■ Work to do:
Write out, precisely and in full, each line of the material.

■ Material for this exercise:

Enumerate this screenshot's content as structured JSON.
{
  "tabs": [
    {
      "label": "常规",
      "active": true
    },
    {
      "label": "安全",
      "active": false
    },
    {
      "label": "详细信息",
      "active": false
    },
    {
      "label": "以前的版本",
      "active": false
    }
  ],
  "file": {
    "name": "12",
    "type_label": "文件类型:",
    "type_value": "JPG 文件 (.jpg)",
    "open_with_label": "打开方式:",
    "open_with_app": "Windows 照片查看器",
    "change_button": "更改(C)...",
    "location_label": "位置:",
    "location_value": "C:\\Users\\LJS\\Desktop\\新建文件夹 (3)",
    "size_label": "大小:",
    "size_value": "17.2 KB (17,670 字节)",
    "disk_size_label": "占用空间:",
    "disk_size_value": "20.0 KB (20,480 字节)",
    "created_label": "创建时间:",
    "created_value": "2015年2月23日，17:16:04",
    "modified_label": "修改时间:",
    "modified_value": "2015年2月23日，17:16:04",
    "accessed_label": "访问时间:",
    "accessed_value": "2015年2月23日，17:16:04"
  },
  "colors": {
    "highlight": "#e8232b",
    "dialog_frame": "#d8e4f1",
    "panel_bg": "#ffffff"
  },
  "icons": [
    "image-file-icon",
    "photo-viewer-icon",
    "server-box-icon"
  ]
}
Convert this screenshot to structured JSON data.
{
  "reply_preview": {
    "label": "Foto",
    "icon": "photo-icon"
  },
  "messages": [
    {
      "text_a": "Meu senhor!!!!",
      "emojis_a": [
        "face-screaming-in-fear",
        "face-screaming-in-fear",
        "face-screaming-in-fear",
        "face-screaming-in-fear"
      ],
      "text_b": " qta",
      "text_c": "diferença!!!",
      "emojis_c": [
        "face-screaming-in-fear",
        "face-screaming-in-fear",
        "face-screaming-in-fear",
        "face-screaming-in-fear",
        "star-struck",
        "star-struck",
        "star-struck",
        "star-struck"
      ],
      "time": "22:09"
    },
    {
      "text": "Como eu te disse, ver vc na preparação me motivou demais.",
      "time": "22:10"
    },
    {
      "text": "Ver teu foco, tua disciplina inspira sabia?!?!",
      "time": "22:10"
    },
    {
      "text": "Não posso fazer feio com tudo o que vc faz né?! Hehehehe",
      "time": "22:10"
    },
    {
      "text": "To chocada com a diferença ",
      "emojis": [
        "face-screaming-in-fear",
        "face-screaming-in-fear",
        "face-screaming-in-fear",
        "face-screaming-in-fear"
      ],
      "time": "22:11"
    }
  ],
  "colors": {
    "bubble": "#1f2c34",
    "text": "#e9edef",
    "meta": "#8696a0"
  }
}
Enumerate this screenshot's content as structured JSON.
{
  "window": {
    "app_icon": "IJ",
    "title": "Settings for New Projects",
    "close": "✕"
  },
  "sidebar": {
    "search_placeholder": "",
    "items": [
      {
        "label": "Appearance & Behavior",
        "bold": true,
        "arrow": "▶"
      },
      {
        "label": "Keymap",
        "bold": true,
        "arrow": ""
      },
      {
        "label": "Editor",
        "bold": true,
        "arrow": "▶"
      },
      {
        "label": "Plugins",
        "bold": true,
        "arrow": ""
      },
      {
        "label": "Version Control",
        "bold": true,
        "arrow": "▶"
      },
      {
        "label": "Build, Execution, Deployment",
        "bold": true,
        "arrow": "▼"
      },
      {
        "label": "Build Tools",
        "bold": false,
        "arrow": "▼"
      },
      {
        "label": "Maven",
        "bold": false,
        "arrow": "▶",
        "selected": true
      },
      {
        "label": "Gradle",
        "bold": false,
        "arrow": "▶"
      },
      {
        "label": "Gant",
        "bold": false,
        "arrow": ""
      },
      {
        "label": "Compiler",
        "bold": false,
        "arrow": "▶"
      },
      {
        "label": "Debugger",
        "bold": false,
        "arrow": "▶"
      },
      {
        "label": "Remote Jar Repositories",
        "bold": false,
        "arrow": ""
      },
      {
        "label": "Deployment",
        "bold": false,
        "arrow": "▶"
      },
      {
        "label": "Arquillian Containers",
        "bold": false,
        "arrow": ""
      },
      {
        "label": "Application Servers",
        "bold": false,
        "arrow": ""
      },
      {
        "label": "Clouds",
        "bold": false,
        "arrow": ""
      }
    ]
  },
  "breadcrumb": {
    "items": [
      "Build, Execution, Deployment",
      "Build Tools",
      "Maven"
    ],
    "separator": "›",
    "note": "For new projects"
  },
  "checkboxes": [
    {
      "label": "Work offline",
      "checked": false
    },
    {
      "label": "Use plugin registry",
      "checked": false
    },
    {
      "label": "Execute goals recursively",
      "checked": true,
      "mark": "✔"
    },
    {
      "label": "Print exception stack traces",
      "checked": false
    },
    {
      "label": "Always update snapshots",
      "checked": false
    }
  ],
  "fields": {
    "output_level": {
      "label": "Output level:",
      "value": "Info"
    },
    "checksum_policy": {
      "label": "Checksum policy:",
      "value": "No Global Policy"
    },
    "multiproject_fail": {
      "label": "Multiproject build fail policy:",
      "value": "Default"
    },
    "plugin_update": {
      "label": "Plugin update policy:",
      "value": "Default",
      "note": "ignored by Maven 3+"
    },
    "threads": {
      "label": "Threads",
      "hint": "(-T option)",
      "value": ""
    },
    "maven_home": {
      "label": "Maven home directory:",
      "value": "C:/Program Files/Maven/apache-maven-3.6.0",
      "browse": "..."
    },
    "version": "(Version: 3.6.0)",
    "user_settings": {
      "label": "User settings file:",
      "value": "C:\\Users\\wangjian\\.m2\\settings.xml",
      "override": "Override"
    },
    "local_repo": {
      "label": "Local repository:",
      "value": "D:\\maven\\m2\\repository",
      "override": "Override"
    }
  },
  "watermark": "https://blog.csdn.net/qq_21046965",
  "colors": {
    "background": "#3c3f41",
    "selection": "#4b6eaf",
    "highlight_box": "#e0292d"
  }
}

■ Task answer:
Enumerate this screenshot's content as structured JSON.
{
  "tabs": [
    {
      "label": "常规",
      "active": true
    },
    {
      "label": "安全",
      "active": false
    },
    {
      "label": "详细信息",
      "active": false
    },
    {
      "label": "以前的版本",
      "active": false
    }
  ],
  "file": {
    "name": "12",
    "type_label": "文件类型:",
    "type_value": "JPG 文件 (.jpg)",
    "open_with_label": "打开方式:",
    "open_with_app": "Windows 照片查看器",
    "change_button": "更改(C)...",
    "location_label": "位置:",
    "location_value": "C:\\Users\\LJS\\Desktop\\新建文件夹 (3)",
    "size_label": "大小:",
    "size_value": "17.2 KB (17,670 字节)",
    "disk_size_label": "占用空间:",
    "disk_size_value": "20.0 KB (20,480 字节)",
    "created_label": "创建时间:",
    "created_value": "2015年2月23日，17:16:04",
    "modified_label": "修改时间:",
    "modified_value": "2015年2月23日，17:16:04",
    "accessed_label": "访问时间:",
    "accessed_value": "2015年2月23日，17:16:04"
  },
  "colors": {
    "highlight": "#e8232b",
    "dialog_frame": "#d8e4f1",
    "panel_bg": "#ffffff"
  },
  "icons": [
    "image-file-icon",
    "photo-viewer-icon",
    "server-box-icon"
  ]
}
Convert this screenshot to structured JSON data.
{
  "reply_preview": {
    "label": "Foto",
    "icon": "photo-icon"
  },
  "messages": [
    {
      "text_a": "Meu senhor!!!!",
      "emojis_a": [
        "face-screaming-in-fear",
        "face-screaming-in-fear",
        "face-screaming-in-fear",
        "face-screaming-in-fear"
      ],
      "text_b": " qta",
      "text_c": "diferença!!!",
      "emojis_c": [
        "face-screaming-in-fear",
        "face-screaming-in-fear",
        "face-screaming-in-fear",
        "face-screaming-in-fear",
        "star-struck",
        "star-struck",
        "star-struck",
        "star-struck"
      ],
      "time": "22:09"
    },
    {
      "text": "Como eu te disse, ver vc na preparação me motivou demais.",
      "time": "22:10"
    },
    {
      "text": "Ver teu foco, tua disciplina inspira sabia?!?!",
      "time": "22:10"
    },
    {
      "text": "Não posso fazer feio com tudo o que vc faz né?! Hehehehe",
      "time": "22:10"
    },
    {
      "text": "To chocada com a diferença ",
      "emojis": [
        "face-screaming-in-fear",
        "face-screaming-in-fear",
        "face-screaming-in-fear",
        "face-screaming-in-fear"
      ],
      "time": "22:11"
    }
  ],
  "colors": {
    "bubble": "#1f2c34",
    "text": "#e9edef",
    "meta": "#8696a0"
  }
}
Enumerate this screenshot's content as structured JSON.
{
  "window": {
    "app_icon": "IJ",
    "title": "Settings for New Projects",
    "close": "✕"
  },
  "sidebar": {
    "search_placeholder": "",
    "items": [
      {
        "label": "Appearance & Behavior",
        "bold": true,
        "arrow": "▶"
      },
      {
        "label": "Keymap",
        "bold": true,
        "arrow": ""
      },
      {
        "label": "Editor",
        "bold": true,
        "arrow": "▶"
      },
      {
        "label": "Plugins",
        "bold": true,
        "arrow": ""
      },
      {
        "label": "Version Control",
        "bold": true,
        "arrow": "▶"
      },
      {
        "label": "Build, Execution, Deployment",
        "bold": true,
        "arrow": "▼"
      },
      {
        "label": "Build Tools",
        "bold": false,
        "arrow": "▼"
      },
      {
        "label": "Maven",
        "bold": false,
        "arrow": "▶",
        "selected": true
      },
      {
        "label": "Gradle",
        "bold": false,
        "arrow": "▶"
      },
      {
        "label": "Gant",
        "bold": false,
        "arrow": ""
      },
      {
        "label": "Compiler",
        "bold": false,
        "arrow": "▶"
      },
      {
        "label": "Debugger",
        "bold": false,
        "arrow": "▶"
      },
      {
        "label": "Remote Jar Repositories",
        "bold": false,
        "arrow": ""
      },
      {
        "label": "Deployment",
        "bold": false,
        "arrow": "▶"
      },
      {
        "label": "Arquillian Containers",
        "bold": false,
        "arrow": ""
      },
      {
        "label": "Application Servers",
        "bold": false,
        "arrow": ""
      },
      {
        "label": "Clouds",
        "bold": false,
        "arrow": ""
      }
    ]
  },
  "breadcrumb": {
    "items": [
      "Build, Execution, Deployment",
      "Build Tools",
      "Maven"
    ],
    "separator": "›",
    "note": "For new projects"
  },
  "checkboxes": [
    {
      "label": "Work offline",
      "checked": false
    },
    {
      "label": "Use plugin registry",
      "checked": false
    },
    {
      "label": "Execute goals recursively",
      "checked": true,
      "mark": "✔"
    },
    {
      "label": "Print exception stack traces",
      "checked": false
    },
    {
      "label": "Always update snapshots",
      "checked": false
    }
  ],
  "fields": {
    "output_level": {
      "label": "Output level:",
      "value": "Info"
    },
    "checksum_policy": {
      "label": "Checksum policy:",
      "value": "No Global Policy"
    },
    "multiproject_fail": {
      "label": "Multiproject build fail policy:",
      "value": "Default"
    },
    "plugin_update": {
      "label": "Plugin update policy:",
      "value": "Default",
      "note": "ignored by Maven 3+"
    },
    "threads": {
      "label": "Threads",
      "hint": "(-T option)",
      "value": ""
    },
    "maven_home": {
      "label": "Maven home directory:",
      "value": "C:/Program Files/Maven/apache-maven-3.6.0",
      "browse": "..."
    },
    "version": "(Version: 3.6.0)",
    "user_settings": {
      "label": "User settings file:",
      "value": "C:\\Users\\wangjian\\.m2\\settings.xml",
      "override": "Override"
    },
    "local_repo": {
      "label": "Local repository:",
      "value": "D:\\maven\\m2\\repository",
      "override": "Override"
    }
  },
  "watermark": "https://blog.csdn.net/qq_21046965",
  "colors": {
    "background": "#3c3f41",
    "selection": "#4b6eaf",
    "highlight_box": "#e0292d"
  }
}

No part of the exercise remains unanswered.